> _THE EXERCISE_:
In the entries below, count every line containing "ordre". Reply with the number alone.

> _DATA EXTRACT_:

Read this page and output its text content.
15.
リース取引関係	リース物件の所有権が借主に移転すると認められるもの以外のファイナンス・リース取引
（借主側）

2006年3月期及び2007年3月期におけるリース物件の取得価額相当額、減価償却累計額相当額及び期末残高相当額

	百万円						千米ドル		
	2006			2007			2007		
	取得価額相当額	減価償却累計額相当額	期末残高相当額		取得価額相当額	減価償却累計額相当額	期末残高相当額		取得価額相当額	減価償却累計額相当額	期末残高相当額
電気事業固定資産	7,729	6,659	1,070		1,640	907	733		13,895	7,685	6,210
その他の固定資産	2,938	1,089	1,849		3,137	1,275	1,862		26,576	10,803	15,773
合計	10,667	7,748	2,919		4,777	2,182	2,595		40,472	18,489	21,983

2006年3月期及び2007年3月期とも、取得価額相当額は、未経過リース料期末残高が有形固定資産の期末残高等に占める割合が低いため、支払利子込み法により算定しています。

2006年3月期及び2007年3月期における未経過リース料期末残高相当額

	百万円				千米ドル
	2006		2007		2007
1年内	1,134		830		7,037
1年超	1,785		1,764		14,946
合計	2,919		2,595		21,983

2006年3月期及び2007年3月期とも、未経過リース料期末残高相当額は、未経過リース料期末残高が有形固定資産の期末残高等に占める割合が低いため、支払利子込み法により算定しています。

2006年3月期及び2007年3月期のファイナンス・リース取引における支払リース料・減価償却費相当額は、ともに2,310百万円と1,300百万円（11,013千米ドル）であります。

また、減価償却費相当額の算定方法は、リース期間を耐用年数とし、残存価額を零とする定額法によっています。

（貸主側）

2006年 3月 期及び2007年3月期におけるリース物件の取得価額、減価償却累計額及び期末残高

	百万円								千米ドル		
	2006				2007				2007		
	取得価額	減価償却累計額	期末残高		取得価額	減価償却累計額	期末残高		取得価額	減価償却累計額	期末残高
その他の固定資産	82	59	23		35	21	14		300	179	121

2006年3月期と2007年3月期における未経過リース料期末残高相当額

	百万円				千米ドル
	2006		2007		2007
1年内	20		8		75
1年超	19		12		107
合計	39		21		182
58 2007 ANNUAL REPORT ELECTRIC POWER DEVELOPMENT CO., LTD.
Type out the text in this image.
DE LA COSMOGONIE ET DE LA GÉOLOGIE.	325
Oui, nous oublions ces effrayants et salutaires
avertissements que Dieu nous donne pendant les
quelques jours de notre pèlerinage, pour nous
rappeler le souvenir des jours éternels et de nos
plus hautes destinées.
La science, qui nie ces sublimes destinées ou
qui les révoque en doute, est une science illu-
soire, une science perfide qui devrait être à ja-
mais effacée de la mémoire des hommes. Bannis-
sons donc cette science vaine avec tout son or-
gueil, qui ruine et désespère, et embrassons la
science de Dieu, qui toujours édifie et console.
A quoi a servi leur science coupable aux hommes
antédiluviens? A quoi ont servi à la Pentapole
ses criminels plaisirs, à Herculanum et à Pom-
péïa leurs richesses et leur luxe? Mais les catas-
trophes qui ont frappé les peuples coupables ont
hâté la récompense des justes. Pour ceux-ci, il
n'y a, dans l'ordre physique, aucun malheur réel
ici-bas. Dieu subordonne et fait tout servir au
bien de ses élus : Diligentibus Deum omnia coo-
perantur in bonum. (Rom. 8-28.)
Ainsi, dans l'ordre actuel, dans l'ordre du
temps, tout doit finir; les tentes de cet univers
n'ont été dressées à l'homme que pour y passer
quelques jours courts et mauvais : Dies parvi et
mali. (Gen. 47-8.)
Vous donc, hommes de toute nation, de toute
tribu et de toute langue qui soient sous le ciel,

> _EXPECTED ANSWER_:
2